■ PROBLEM STATEMENT: Retype all of the data. Every line must match exactly.

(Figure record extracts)
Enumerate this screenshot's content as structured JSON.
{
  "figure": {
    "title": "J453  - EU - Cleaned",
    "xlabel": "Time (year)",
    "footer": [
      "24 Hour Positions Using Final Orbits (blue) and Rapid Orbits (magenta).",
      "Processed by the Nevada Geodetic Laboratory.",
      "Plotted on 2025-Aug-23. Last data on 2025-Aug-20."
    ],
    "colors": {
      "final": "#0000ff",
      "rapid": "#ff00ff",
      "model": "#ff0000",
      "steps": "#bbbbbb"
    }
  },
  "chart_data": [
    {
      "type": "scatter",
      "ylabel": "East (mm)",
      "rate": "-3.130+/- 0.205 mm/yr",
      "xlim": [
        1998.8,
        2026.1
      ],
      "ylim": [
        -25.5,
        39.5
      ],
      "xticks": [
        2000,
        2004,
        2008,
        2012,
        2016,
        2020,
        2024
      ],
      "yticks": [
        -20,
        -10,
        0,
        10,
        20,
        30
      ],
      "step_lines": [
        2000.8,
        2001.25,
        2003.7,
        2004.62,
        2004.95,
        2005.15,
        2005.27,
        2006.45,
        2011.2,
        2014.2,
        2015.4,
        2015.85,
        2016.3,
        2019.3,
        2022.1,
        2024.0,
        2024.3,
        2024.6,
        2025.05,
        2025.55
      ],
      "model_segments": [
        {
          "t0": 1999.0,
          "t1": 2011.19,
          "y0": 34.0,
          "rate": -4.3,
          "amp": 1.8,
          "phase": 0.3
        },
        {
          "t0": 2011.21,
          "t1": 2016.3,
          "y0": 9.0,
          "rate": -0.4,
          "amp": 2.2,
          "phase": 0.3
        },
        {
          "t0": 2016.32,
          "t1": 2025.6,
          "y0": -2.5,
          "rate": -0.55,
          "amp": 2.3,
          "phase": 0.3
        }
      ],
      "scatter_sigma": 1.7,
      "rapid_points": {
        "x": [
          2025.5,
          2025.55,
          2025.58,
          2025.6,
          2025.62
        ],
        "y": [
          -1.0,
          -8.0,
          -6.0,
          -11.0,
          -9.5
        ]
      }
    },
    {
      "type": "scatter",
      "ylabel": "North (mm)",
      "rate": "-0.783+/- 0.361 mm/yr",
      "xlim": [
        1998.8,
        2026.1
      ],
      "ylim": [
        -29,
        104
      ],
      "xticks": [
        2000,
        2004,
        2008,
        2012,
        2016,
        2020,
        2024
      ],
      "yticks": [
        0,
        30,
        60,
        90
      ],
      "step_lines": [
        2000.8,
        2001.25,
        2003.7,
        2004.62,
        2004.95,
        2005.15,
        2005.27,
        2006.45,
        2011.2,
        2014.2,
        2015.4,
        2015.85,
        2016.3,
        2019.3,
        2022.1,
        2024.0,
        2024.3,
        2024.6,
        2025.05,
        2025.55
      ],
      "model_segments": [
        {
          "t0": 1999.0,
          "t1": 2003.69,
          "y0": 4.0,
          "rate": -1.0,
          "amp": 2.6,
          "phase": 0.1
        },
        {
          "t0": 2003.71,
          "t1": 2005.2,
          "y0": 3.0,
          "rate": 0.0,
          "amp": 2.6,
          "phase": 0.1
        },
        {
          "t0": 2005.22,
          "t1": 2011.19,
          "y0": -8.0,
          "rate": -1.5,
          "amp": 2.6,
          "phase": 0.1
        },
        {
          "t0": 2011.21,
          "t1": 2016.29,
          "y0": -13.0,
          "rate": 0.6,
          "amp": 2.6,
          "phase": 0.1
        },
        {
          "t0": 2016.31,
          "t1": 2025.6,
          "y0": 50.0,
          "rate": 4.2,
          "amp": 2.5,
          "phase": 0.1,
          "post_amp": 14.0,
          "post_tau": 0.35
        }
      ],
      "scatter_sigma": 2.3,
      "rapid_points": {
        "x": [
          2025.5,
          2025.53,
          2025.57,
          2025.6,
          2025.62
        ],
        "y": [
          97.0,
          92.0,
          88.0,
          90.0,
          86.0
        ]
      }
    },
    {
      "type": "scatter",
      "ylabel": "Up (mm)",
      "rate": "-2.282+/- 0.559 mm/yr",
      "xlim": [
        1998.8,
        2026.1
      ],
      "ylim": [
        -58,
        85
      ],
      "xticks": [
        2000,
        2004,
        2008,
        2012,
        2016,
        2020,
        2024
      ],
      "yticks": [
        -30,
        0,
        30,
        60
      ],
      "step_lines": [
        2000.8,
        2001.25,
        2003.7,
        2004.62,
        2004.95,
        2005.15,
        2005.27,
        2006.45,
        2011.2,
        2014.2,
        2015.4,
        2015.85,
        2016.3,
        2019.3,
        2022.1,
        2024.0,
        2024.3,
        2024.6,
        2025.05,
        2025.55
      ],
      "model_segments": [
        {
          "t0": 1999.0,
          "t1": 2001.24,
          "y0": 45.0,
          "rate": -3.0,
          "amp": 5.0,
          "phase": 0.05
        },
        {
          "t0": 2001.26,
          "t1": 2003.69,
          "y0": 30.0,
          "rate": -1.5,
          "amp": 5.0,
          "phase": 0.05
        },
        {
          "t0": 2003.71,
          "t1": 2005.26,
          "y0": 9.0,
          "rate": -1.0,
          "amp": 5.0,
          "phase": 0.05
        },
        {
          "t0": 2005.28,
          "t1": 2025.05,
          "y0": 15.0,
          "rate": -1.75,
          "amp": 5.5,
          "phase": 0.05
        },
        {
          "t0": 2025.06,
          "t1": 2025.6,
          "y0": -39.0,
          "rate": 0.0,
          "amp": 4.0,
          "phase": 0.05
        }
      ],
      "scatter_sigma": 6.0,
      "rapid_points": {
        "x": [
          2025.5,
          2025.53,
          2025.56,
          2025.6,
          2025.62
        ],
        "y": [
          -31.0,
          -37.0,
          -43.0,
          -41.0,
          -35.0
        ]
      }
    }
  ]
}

■ TASK OUTPUT:
Enumerate this screenshot's content as structured JSON.
{
  "figure": {
    "title": "J453  - EU - Cleaned",
    "xlabel": "Time (year)",
    "footer": [
      "24 Hour Positions Using Final Orbits (blue) and Rapid Orbits (magenta).",
      "Processed by the Nevada Geodetic Laboratory.",
      "Plotted on 2025-Aug-23. Last data on 2025-Aug-20."
    ],
    "colors": {
      "final": "#0000ff",
      "rapid": "#ff00ff",
      "model": "#ff0000",
      "steps": "#bbbbbb"
    }
  },
  "chart_data": [
    {
      "type": "scatter",
      "ylabel": "East (mm)",
      "rate": "-3.130+/- 0.205 mm/yr",
      "xlim": [
        1998.8,
        2026.1
      ],
      "ylim": [
        -25.5,
        39.5
      ],
      "xticks": [
        2000,
        2004,
        2008,
        2012,
        2016,
        2020,
        2024
      ],
      "yticks": [
        -20,
        -10,
        0,
        10,
        20,
        30
      ],
      "step_lines": [
        2000.8,
        2001.25,
        2003.7,
        2004.62,
        2004.95,
        2005.15,
        2005.27,
        2006.45,
        2011.2,
        2014.2,
        2015.4,
        2015.85,
        2016.3,
        2019.3,
        2022.1,
        2024.0,
        2024.3,
        2024.6,
        2025.05,
        2025.55
      ],
      "model_segments": [
        {
          "t0": 1999.0,
          "t1": 2011.19,
          "y0": 34.0,
          "rate": -4.3,
          "amp": 1.8,
          "phase": 0.3
        },
        {
          "t0": 2011.21,
          "t1": 2016.3,
          "y0": 9.0,
          "rate": -0.4,
          "amp": 2.2,
          "phase": 0.3
        },
        {
          "t0": 2016.32,
          "t1": 2025.6,
          "y0": -2.5,
          "rate": -0.55,
          "amp": 2.3,
          "phase": 0.3
        }
      ],
      "scatter_sigma": 1.7,
      "rapid_points": {
        "x": [
          2025.5,
          2025.55,
          2025.58,
          2025.6,
          2025.62
        ],
        "y": [
          -1.0,
          -8.0,
          -6.0,
          -11.0,
          -9.5
        ]
      }
    },
    {
      "type": "scatter",
      "ylabel": "North (mm)",
      "rate": "-0.783+/- 0.361 mm/yr",
      "xlim": [
        1998.8,
        2026.1
      ],
      "ylim": [
        -29,
        104
      ],
      "xticks": [
        2000,
        2004,
        2008,
        2012,
        2016,
        2020,
        2024
      ],
      "yticks": [
        0,
        30,
        60,
        90
      ],
      "step_lines": [
        2000.8,
        2001.25,
        2003.7,
        2004.62,
        2004.95,
        2005.15,
        2005.27,
        2006.45,
        2011.2,
        2014.2,
        2015.4,
        2015.85,
        2016.3,
        2019.3,
        2022.1,
        2024.0,
        2024.3,
        2024.6,
        2025.05,
        2025.55
      ],
      "model_segments": [
        {
          "t0": 1999.0,
          "t1": 2003.69,
          "y0": 4.0,
          "rate": -1.0,
          "amp": 2.6,
          "phase": 0.1
        },
        {
          "t0": 2003.71,
          "t1": 2005.2,
          "y0": 3.0,
          "rate": 0.0,
          "amp": 2.6,
          "phase": 0.1
        },
        {
          "t0": 2005.22,
          "t1": 2011.19,
          "y0": -8.0,
          "rate": -1.5,
          "amp": 2.6,
          "phase": 0.1
        },
        {
          "t0": 2011.21,
          "t1": 2016.29,
          "y0": -13.0,
          "rate": 0.6,
          "amp": 2.6,
          "phase": 0.1
        },
        {
          "t0": 2016.31,
          "t1": 2025.6,
          "y0": 50.0,
          "rate": 4.2,
          "amp": 2.5,
          "phase": 0.1,
          "post_amp": 14.0,
          "post_tau": 0.35
        }
      ],
      "scatter_sigma": 2.3,
      "rapid_points": {
        "x": [
          2025.5,
          2025.53,
          2025.57,
          2025.6,
          2025.62
        ],
        "y": [
          97.0,
          92.0,
          88.0,
          90.0,
          86.0
        ]
      }
    },
    {
      "type": "scatter",
      "ylabel": "Up (mm)",
      "rate": "-2.282+/- 0.559 mm/yr",
      "xlim": [
        1998.8,
        2026.1
      ],
      "ylim": [
        -58,
        85
      ],
      "xticks": [
        2000,
        2004,
        2008,
        2012,
        2016,
        2020,
        2024
      ],
      "yticks": [
        -30,
        0,
        30,
        60
      ],
      "step_lines": [
        2000.8,
        2001.25,
        2003.7,
        2004.62,
        2004.95,
        2005.15,
        2005.27,
        2006.45,
        2011.2,
        2014.2,
        2015.4,
        2015.85,
        2016.3,
        2019.3,
        2022.1,
        2024.0,
        2024.3,
        2024.6,
        2025.05,
        2025.55
      ],
      "model_segments": [
        {
          "t0": 1999.0,
          "t1": 2001.24,
          "y0": 45.0,
          "rate": -3.0,
          "amp": 5.0,
          "phase": 0.05
        },
        {
          "t0": 2001.26,
          "t1": 2003.69,
          "y0": 30.0,
          "rate": -1.5,
          "amp": 5.0,
          "phase": 0.05
        },
        {
          "t0": 2003.71,
          "t1": 2005.26,
          "y0": 9.0,
          "rate": -1.0,
          "amp": 5.0,
          "phase": 0.05
        },
        {
          "t0": 2005.28,
          "t1": 2025.05,
          "y0": 15.0,
          "rate": -1.75,
          "amp": 5.5,
          "phase": 0.05
        },
        {
          "t0": 2025.06,
          "t1": 2025.6,
          "y0": -39.0,
          "rate": 0.0,
          "amp": 4.0,
          "phase": 0.05
        }
      ],
      "scatter_sigma": 6.0,
      "rapid_points": {
        "x": [
          2025.5,
          2025.53,
          2025.56,
          2025.6,
          2025.62
        ],
        "y": [
          -31.0,
          -37.0,
          -43.0,
          -41.0,
          -35.0
        ]
      }
    }
  ]
}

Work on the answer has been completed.